EXERCISE INSTRUCTIONS: Tell me, please, how many lines in the records below include the word "longum". Give no more than the number.

Saved entries:
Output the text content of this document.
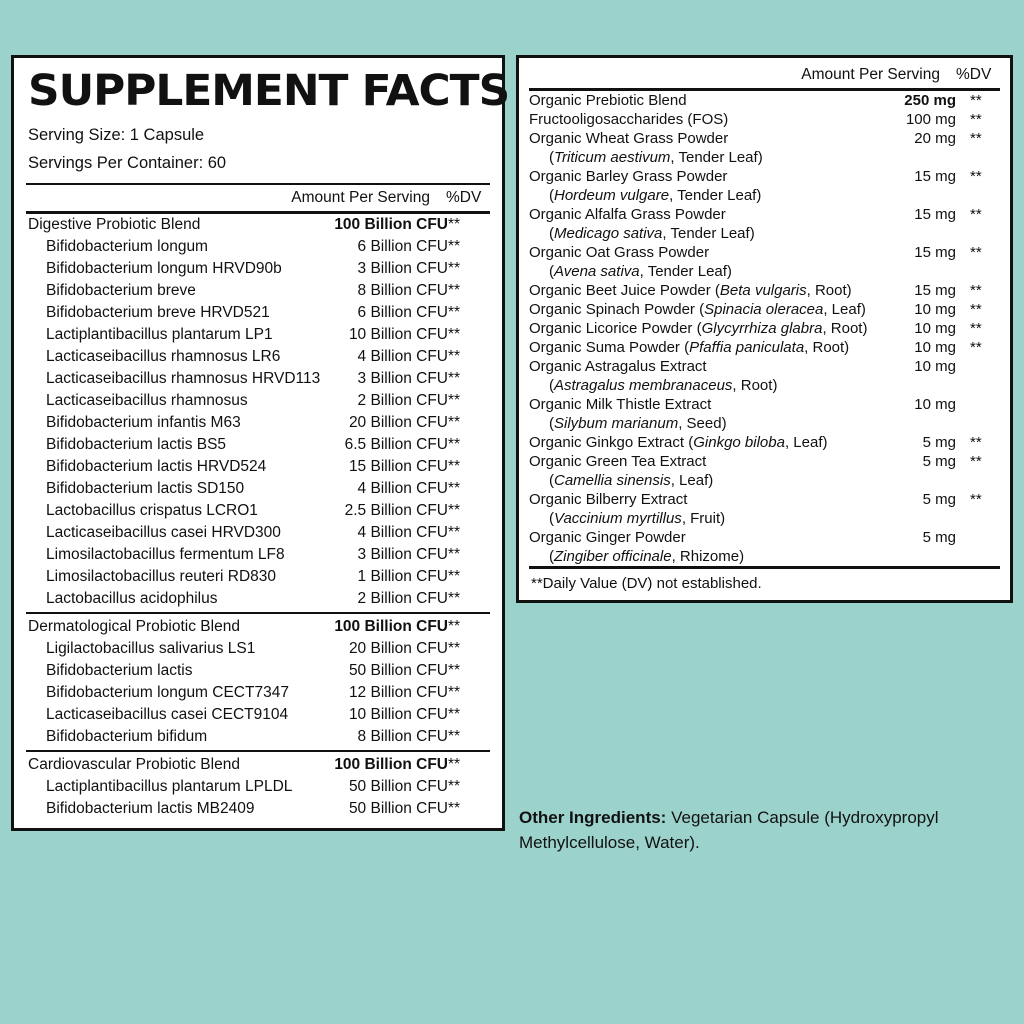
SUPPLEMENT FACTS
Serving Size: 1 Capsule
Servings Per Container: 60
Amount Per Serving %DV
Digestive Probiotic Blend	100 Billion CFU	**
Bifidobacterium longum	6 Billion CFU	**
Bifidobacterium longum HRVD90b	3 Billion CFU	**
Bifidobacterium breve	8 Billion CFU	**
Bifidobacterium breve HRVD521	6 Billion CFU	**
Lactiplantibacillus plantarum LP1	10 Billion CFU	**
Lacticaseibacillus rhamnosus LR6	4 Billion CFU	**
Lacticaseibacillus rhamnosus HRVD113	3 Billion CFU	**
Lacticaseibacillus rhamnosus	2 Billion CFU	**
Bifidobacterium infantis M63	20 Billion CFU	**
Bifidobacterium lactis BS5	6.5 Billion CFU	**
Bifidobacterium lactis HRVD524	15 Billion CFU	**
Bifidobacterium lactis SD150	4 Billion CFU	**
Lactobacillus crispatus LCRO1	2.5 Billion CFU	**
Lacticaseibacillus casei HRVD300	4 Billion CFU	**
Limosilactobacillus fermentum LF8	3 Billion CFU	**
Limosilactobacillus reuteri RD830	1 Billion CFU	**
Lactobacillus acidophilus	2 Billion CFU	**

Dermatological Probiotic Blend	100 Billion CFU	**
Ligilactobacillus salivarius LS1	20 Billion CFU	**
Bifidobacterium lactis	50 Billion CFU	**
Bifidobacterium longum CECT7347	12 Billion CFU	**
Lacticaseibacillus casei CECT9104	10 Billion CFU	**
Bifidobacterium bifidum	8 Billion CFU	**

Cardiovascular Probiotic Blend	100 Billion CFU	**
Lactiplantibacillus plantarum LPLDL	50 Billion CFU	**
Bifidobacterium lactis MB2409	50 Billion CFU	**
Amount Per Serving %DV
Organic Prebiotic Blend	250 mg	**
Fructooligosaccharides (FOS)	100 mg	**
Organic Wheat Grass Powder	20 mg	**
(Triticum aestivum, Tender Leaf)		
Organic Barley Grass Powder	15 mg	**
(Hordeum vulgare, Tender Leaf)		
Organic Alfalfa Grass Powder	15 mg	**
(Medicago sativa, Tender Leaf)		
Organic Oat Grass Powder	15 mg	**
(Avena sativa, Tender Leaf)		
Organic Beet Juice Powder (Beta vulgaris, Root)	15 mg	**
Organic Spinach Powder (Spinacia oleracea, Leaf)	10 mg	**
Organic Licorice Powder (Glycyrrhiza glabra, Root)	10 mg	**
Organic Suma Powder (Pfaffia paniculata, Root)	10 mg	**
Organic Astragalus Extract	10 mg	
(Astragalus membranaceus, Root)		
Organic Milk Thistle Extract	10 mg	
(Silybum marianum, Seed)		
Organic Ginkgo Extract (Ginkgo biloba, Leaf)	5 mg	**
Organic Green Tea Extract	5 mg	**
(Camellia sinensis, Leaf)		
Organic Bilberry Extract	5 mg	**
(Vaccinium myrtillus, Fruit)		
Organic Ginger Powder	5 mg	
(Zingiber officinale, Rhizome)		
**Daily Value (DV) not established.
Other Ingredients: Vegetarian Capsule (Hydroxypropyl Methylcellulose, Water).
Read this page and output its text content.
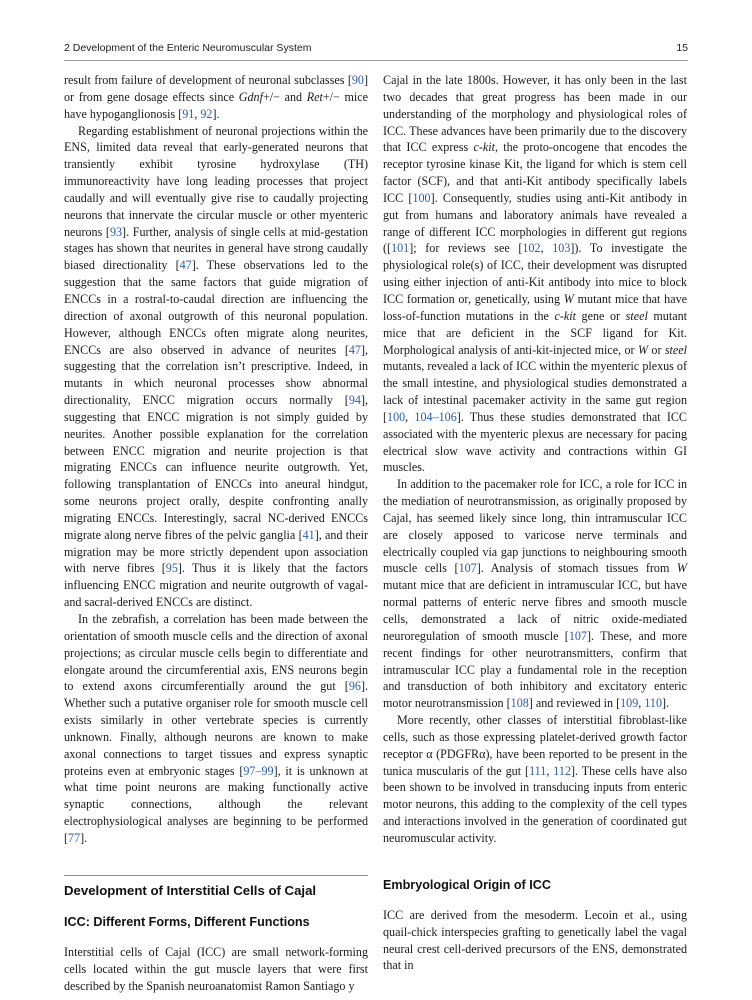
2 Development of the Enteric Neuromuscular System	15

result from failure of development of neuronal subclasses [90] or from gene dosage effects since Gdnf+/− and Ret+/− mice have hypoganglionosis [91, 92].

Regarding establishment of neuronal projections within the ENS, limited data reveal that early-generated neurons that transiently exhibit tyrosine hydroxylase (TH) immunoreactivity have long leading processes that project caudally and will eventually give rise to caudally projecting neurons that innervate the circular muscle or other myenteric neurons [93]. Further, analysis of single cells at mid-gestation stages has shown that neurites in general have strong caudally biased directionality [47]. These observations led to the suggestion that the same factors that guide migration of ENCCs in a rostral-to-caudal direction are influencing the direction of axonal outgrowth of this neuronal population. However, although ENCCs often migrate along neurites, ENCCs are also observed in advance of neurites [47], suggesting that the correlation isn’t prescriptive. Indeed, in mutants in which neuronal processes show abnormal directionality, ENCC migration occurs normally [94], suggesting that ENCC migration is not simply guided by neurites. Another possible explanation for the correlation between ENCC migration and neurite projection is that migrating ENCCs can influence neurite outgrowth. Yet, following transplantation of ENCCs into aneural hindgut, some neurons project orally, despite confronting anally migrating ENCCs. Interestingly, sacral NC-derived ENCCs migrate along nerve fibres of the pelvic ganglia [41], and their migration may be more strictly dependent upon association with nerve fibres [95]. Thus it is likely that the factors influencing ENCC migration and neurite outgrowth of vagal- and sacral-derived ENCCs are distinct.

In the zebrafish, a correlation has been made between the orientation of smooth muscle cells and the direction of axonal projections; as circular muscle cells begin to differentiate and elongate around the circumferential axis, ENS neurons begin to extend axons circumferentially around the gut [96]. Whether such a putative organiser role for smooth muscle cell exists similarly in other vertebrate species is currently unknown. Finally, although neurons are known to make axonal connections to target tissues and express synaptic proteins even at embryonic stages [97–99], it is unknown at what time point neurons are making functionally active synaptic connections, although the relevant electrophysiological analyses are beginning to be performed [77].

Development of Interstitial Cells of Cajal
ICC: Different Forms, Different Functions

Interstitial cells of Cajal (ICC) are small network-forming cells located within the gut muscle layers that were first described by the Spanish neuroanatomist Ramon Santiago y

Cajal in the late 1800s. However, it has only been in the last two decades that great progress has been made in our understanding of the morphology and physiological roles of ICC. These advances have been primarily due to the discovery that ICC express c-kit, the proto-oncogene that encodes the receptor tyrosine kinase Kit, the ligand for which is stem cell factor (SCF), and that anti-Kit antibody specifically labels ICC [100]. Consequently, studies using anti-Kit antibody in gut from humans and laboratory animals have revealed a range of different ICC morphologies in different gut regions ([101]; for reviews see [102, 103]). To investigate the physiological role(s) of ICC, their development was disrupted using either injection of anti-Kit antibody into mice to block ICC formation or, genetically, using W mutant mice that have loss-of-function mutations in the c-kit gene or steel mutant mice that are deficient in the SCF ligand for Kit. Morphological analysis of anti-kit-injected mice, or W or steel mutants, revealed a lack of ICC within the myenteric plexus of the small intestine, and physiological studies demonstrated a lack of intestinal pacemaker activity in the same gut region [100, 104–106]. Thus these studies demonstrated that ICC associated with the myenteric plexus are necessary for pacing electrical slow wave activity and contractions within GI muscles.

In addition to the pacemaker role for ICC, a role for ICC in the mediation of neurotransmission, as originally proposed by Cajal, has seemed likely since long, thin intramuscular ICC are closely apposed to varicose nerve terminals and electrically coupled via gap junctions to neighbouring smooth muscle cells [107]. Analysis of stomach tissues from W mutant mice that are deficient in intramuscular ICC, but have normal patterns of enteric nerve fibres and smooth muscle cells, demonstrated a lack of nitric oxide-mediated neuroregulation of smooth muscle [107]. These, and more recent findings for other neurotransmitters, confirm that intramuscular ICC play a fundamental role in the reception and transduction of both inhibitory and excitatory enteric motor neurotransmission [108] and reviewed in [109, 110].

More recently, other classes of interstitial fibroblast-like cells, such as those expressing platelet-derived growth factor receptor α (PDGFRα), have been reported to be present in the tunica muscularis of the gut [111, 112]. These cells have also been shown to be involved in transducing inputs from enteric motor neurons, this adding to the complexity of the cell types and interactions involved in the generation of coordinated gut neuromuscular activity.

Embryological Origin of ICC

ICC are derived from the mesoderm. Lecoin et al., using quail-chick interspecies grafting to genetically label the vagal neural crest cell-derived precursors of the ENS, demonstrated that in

...

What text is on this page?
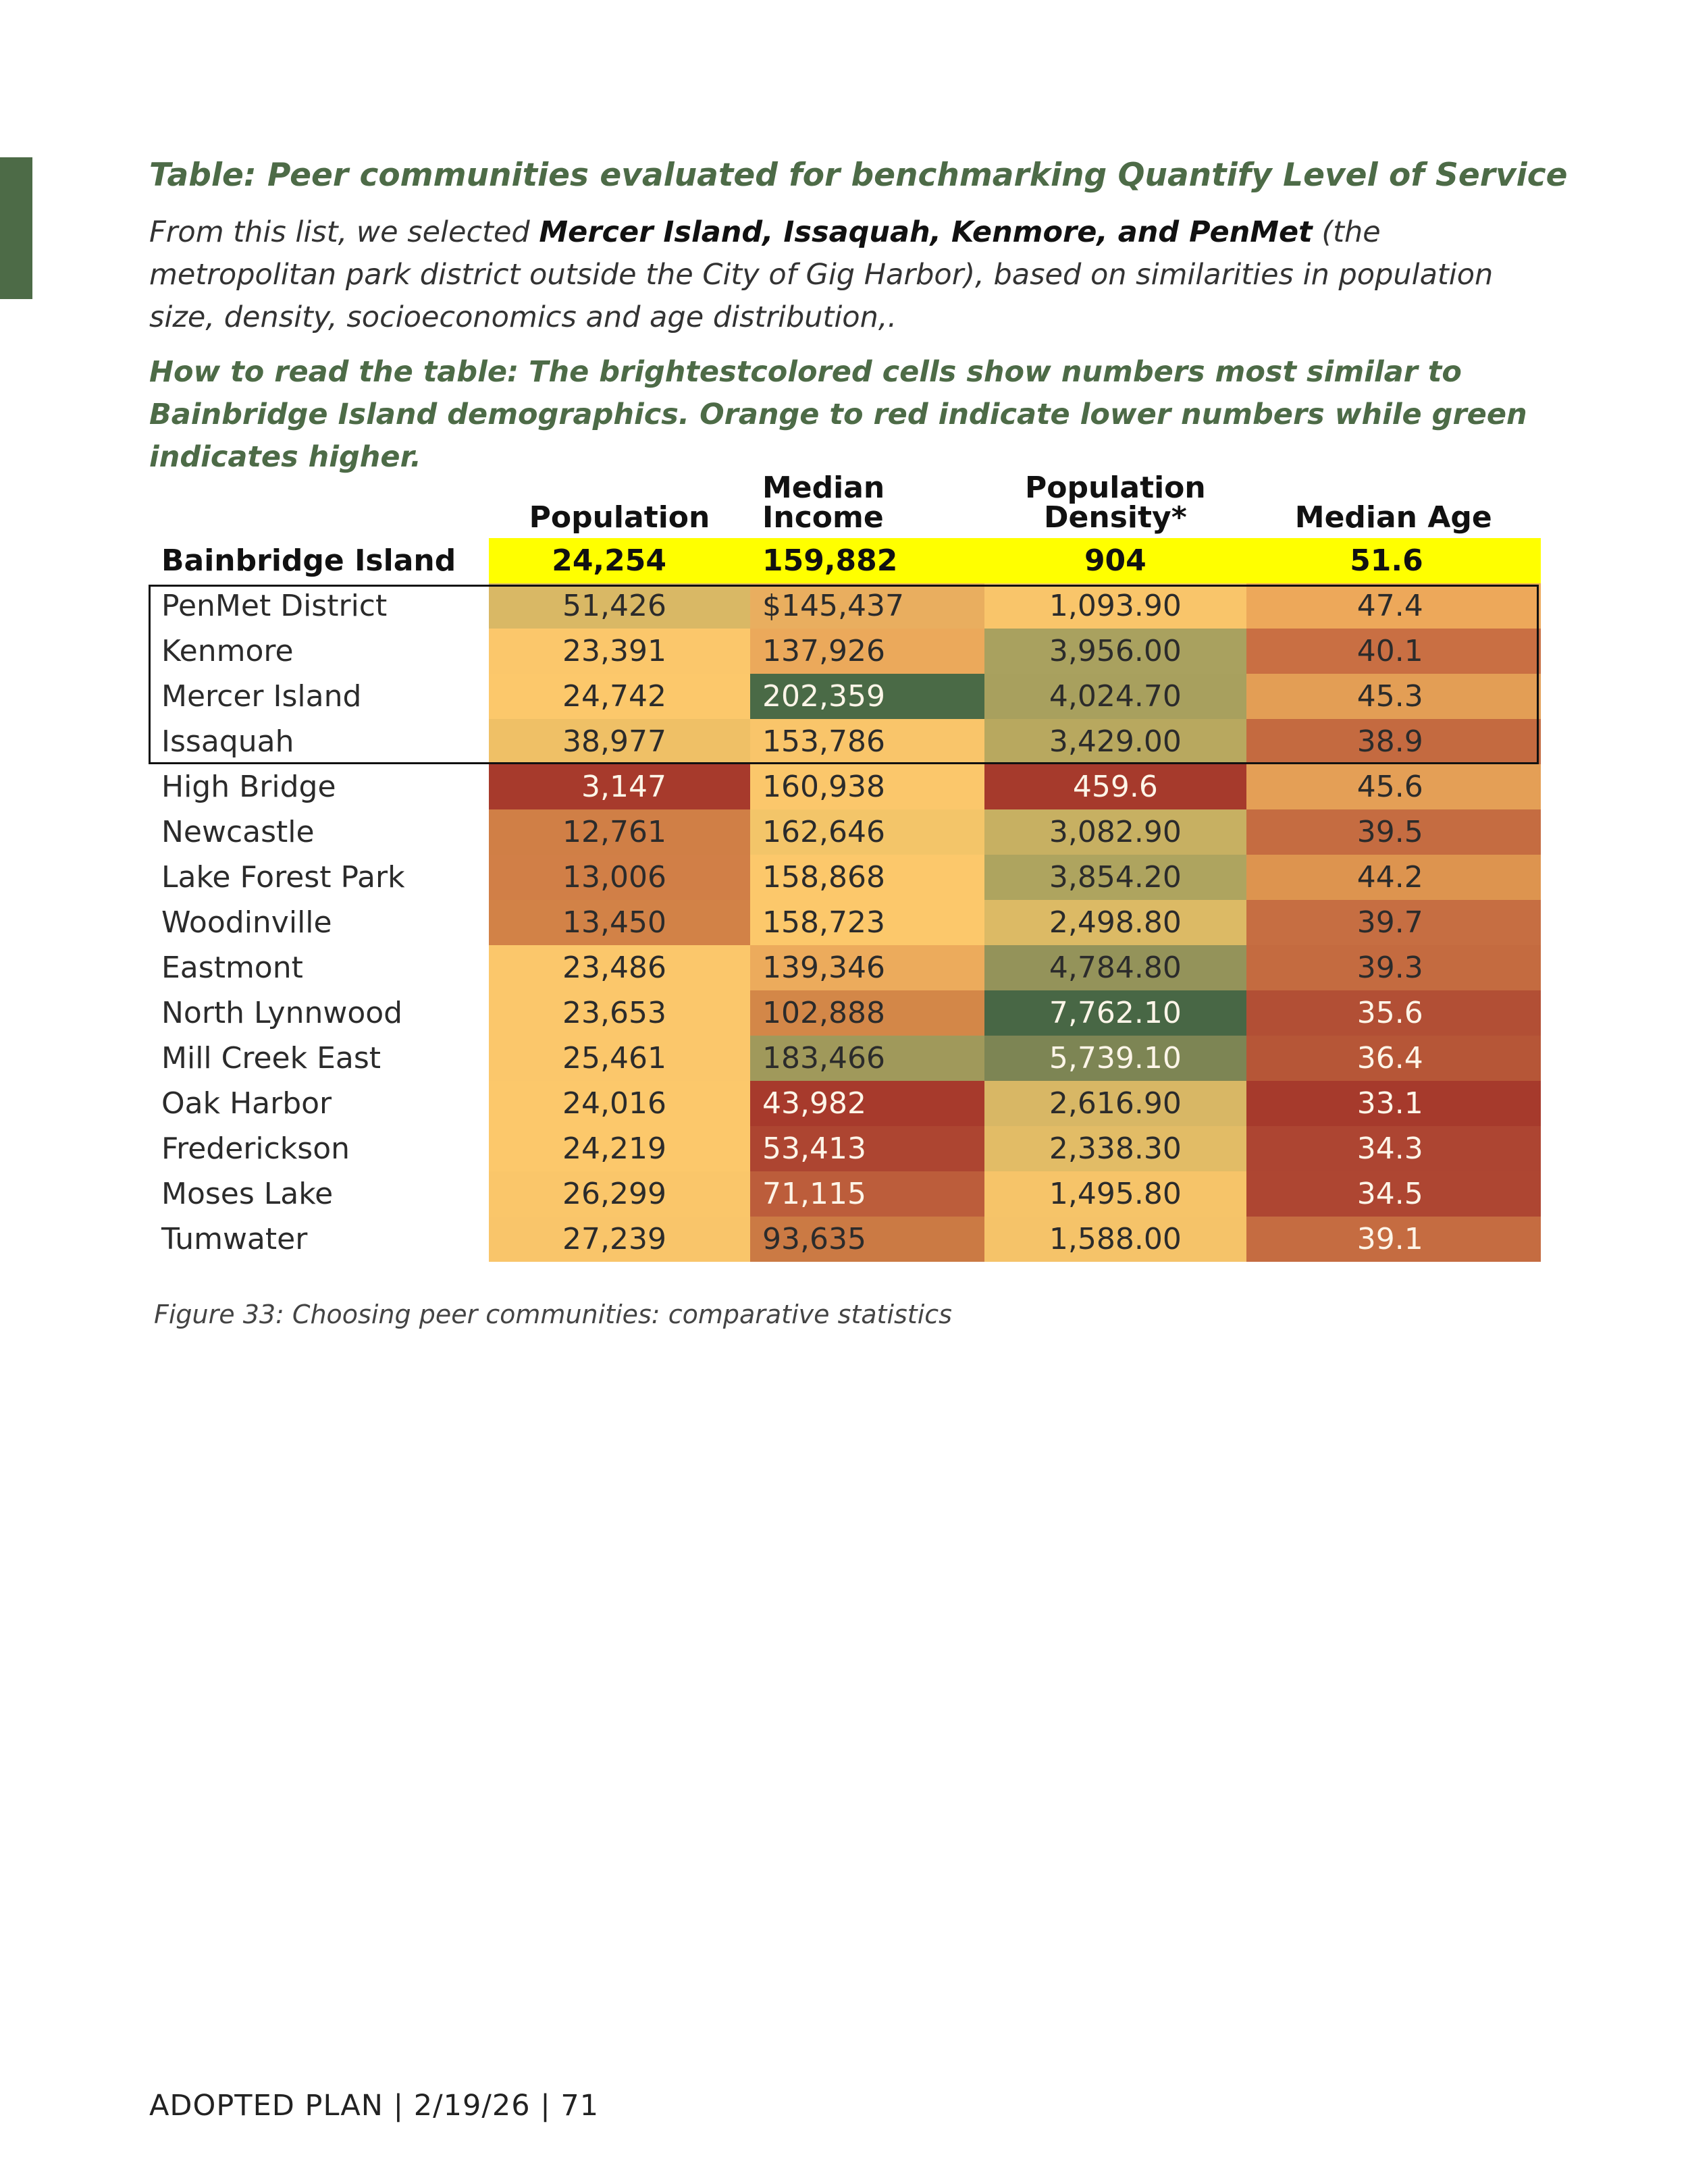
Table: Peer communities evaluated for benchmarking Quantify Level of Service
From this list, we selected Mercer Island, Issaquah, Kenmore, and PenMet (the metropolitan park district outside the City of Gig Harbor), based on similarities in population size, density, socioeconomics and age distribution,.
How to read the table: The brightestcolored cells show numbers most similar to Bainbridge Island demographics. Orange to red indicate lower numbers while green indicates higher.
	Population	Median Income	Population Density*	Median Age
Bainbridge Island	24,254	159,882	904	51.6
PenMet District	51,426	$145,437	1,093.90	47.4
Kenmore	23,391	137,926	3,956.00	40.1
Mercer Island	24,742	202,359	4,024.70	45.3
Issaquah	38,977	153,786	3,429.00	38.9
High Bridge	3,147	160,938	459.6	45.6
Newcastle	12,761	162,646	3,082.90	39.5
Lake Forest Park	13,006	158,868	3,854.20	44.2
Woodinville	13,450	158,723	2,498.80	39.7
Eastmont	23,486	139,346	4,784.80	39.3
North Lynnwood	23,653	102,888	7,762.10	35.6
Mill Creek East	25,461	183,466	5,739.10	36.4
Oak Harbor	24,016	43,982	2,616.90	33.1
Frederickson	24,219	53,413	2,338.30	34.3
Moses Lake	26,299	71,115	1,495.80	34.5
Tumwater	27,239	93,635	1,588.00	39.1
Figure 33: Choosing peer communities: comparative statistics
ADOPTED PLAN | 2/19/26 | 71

SOLUTION FOR THIS TASK: 3